[Opening Records shown section]
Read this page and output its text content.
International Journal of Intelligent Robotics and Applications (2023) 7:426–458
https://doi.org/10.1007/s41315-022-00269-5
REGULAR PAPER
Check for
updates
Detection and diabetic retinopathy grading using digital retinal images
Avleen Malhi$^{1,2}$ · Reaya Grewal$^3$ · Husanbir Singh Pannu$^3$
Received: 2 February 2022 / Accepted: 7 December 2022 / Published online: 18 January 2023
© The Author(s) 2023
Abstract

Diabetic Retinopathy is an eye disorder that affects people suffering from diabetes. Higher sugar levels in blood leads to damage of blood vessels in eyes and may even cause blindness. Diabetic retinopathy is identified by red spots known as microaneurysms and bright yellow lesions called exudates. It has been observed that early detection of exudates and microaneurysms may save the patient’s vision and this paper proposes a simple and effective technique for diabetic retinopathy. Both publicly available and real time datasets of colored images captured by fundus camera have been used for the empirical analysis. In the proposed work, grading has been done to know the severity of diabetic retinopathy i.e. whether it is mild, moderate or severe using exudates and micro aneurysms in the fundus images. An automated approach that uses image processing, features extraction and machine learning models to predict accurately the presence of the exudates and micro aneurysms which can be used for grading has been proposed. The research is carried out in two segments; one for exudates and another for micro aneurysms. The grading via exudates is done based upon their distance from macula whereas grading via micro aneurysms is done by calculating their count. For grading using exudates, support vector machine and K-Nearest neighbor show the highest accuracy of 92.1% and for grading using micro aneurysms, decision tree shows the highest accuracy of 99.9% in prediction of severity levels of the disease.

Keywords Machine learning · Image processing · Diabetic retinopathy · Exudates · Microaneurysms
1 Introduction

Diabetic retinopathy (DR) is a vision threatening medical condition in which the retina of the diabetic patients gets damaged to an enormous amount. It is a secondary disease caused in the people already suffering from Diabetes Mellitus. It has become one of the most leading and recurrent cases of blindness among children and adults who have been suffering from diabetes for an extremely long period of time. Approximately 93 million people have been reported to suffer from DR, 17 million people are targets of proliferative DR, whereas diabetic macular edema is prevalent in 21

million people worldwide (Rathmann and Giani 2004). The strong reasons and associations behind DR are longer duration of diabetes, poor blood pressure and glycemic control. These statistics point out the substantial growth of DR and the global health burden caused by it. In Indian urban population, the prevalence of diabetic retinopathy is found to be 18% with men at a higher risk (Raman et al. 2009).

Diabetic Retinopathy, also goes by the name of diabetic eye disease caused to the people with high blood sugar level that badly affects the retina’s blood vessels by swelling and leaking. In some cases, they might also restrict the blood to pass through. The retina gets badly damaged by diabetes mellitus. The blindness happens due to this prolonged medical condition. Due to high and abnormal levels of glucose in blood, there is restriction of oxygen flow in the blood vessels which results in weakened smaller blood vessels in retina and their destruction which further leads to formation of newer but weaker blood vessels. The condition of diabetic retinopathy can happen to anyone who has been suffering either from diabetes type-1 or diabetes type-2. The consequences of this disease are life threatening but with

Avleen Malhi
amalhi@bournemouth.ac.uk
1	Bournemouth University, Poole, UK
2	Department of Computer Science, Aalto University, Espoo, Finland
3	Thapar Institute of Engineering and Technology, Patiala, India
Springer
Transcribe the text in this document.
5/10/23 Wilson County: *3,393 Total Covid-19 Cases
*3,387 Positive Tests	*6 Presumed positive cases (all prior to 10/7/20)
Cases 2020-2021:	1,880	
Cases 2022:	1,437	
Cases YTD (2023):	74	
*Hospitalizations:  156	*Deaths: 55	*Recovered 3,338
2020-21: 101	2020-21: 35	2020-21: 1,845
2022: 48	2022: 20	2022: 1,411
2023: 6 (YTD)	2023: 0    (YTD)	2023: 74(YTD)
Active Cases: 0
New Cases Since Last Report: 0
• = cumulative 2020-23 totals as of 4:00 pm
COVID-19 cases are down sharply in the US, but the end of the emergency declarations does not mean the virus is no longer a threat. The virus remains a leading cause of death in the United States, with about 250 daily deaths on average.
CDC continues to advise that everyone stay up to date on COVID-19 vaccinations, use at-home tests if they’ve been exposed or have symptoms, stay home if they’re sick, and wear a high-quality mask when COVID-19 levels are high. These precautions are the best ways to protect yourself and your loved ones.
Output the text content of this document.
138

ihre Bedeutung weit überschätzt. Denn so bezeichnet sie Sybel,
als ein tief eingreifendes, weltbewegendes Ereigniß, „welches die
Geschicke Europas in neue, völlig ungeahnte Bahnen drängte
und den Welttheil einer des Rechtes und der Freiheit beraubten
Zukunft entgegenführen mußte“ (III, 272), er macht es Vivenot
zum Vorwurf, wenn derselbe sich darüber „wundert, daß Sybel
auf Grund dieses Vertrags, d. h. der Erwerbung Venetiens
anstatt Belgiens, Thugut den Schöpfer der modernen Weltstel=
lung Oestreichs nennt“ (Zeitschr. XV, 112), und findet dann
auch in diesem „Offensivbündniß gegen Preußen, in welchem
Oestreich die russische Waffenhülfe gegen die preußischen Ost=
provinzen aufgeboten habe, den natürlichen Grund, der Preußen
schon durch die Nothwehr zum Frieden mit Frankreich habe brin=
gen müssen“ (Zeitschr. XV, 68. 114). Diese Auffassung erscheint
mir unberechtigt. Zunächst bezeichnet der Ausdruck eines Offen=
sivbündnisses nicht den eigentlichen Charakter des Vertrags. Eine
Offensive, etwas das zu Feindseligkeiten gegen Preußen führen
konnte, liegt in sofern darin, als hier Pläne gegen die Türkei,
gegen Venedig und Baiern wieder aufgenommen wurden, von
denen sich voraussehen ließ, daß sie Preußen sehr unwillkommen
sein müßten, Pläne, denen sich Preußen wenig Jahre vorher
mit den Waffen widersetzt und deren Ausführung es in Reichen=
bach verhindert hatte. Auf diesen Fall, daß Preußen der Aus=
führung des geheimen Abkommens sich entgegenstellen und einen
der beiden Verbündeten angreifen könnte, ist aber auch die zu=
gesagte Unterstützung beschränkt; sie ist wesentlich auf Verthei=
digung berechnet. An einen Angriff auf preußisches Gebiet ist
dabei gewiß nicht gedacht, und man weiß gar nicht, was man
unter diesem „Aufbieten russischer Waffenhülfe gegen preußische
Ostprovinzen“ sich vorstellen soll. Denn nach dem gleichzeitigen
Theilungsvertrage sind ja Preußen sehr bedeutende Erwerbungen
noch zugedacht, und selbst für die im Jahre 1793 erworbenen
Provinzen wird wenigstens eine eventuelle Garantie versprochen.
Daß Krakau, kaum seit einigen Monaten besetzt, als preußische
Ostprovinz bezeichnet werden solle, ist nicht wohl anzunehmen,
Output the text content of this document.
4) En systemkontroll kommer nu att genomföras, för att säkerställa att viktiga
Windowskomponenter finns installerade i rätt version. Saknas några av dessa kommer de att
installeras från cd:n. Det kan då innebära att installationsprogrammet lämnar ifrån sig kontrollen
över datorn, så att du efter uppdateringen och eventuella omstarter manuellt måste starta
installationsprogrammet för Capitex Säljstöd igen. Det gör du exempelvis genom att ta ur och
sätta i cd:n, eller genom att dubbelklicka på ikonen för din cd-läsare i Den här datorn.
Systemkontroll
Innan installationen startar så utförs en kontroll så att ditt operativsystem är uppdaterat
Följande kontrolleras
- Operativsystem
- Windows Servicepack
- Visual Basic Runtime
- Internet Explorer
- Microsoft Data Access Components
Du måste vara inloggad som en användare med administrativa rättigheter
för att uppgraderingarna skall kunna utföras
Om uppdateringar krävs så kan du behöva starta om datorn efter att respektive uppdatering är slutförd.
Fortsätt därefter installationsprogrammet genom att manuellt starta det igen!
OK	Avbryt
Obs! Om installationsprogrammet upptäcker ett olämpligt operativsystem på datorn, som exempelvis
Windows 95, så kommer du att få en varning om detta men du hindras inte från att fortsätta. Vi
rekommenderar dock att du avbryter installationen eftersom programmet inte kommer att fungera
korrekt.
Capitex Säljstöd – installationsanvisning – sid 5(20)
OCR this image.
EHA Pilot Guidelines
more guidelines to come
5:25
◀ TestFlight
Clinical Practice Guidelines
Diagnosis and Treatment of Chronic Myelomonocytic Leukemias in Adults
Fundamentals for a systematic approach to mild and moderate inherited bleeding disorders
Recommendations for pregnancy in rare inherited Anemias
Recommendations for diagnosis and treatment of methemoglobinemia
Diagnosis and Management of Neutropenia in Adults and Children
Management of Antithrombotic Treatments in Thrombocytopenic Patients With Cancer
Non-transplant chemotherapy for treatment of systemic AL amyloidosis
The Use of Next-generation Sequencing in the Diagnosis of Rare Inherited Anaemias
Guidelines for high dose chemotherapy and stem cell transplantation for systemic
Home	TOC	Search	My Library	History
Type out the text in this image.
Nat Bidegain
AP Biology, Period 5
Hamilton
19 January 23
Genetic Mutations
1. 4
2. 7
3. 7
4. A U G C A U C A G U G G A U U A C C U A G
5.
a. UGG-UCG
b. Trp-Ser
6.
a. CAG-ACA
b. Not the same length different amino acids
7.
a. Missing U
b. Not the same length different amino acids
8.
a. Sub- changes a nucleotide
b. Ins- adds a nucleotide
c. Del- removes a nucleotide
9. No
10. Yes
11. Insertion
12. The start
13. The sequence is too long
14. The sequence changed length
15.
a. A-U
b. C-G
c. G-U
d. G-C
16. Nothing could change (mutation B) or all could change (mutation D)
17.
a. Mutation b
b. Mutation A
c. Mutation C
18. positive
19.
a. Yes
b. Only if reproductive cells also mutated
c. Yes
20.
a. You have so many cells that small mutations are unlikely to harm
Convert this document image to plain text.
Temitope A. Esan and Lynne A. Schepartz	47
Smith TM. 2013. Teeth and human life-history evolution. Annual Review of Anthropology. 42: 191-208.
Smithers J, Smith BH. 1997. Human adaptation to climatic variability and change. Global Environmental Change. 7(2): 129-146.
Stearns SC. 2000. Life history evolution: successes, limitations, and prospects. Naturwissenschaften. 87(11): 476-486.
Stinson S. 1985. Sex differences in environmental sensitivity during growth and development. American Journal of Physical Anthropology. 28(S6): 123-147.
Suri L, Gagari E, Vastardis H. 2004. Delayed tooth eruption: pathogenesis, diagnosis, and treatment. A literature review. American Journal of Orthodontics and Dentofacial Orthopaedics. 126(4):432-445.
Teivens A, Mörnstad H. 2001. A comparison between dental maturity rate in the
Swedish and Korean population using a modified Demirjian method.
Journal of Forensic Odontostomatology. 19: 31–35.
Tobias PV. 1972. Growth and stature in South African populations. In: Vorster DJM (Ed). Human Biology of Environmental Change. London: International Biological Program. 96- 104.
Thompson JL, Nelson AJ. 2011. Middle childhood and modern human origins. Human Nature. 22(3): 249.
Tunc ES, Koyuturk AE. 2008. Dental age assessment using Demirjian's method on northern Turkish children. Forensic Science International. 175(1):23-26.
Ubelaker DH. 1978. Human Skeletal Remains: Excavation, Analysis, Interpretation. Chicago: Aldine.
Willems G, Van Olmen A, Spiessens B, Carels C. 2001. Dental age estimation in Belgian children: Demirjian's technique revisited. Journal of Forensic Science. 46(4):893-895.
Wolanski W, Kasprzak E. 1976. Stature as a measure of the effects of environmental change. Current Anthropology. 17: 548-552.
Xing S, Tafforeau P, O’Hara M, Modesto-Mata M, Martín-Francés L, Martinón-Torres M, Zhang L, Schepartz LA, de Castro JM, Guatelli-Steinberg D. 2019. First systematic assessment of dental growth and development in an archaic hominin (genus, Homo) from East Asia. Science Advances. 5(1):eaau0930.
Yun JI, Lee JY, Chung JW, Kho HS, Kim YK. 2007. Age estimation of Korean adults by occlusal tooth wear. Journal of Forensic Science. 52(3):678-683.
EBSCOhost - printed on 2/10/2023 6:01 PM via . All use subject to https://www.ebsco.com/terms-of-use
[Closing Records shown section]
# Your instructions:
Give only the number of lines in the data that hold the string "chemotherapy".

# Exercise answer:
2